## Begin Dataset rows

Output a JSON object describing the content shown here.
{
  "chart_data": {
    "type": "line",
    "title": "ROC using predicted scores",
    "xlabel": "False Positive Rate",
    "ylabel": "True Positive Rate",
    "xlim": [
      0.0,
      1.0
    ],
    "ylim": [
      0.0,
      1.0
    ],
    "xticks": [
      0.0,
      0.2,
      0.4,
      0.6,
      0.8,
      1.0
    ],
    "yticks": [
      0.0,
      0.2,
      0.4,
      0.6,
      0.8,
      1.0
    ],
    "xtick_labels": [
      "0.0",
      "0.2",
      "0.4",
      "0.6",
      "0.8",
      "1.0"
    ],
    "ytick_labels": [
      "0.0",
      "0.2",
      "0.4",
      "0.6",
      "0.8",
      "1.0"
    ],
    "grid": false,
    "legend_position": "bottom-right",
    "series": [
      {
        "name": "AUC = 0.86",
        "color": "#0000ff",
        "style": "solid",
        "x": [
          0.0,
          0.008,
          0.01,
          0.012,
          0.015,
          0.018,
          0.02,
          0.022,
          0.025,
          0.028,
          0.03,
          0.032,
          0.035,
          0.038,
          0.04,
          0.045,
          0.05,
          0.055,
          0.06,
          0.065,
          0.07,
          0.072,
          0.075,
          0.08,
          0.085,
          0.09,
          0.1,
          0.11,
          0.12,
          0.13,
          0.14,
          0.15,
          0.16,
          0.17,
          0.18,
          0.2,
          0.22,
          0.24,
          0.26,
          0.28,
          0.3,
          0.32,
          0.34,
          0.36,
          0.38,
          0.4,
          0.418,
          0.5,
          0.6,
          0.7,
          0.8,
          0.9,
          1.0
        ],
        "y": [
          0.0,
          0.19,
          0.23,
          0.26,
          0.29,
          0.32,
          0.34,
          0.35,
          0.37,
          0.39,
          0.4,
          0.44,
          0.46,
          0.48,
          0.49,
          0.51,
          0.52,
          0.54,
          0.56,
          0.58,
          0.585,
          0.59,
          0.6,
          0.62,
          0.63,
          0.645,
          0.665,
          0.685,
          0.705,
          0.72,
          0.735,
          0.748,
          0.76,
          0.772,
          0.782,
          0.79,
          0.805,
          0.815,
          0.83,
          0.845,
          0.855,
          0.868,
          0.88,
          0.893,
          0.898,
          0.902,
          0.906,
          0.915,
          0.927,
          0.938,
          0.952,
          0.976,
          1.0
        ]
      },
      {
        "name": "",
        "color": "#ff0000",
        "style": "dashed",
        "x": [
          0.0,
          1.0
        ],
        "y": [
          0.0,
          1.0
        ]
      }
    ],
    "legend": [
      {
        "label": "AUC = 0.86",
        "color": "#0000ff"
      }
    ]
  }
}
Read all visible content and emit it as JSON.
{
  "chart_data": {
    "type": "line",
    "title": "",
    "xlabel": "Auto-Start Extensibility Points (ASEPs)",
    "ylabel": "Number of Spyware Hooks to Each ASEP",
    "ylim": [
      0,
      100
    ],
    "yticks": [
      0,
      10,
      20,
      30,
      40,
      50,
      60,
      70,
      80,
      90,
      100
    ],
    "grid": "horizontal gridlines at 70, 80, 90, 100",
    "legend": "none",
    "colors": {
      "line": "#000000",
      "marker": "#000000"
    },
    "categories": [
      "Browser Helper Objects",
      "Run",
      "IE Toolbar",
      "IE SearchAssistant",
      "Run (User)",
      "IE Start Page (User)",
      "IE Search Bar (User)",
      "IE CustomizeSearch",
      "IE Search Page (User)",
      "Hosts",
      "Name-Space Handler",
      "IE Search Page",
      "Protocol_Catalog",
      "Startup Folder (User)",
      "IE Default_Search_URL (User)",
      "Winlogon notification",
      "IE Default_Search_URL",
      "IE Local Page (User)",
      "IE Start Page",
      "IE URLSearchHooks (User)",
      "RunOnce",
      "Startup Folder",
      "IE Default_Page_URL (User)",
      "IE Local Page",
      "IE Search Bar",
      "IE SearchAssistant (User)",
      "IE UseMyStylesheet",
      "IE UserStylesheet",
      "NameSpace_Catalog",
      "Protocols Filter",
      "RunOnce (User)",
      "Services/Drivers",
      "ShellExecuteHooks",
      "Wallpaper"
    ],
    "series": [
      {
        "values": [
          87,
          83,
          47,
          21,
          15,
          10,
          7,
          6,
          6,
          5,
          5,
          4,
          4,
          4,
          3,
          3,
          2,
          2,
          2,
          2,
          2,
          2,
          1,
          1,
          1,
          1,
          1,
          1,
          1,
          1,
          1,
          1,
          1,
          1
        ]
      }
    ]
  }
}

## End Dataset rows
## Begin Dataset rows

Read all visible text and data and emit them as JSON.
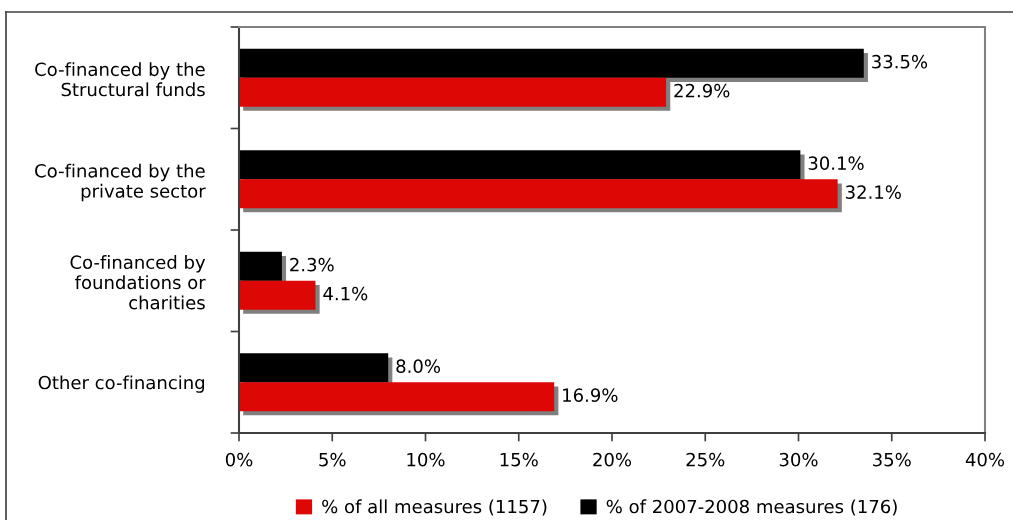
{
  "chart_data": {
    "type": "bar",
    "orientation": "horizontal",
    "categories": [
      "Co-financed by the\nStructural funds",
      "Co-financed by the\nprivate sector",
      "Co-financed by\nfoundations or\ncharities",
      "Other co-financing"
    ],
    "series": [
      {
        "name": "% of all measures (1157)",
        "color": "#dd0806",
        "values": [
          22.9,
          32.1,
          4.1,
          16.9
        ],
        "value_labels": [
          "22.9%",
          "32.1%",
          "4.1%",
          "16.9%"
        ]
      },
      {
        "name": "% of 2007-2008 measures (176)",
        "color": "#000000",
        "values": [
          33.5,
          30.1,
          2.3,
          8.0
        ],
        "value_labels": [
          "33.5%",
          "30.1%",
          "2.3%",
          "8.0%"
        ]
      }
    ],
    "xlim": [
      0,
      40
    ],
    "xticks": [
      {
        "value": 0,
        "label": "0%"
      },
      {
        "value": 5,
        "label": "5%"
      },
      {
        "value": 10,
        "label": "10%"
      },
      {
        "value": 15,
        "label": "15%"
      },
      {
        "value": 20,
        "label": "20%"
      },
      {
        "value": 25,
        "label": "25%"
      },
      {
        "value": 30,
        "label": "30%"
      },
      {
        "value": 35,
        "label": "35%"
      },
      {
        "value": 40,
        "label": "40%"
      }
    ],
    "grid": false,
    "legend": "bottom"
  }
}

## End Dataset rows

## Directions
Count every line of the records that holds "JSON". State the number, nothing else.

## Problem solution
3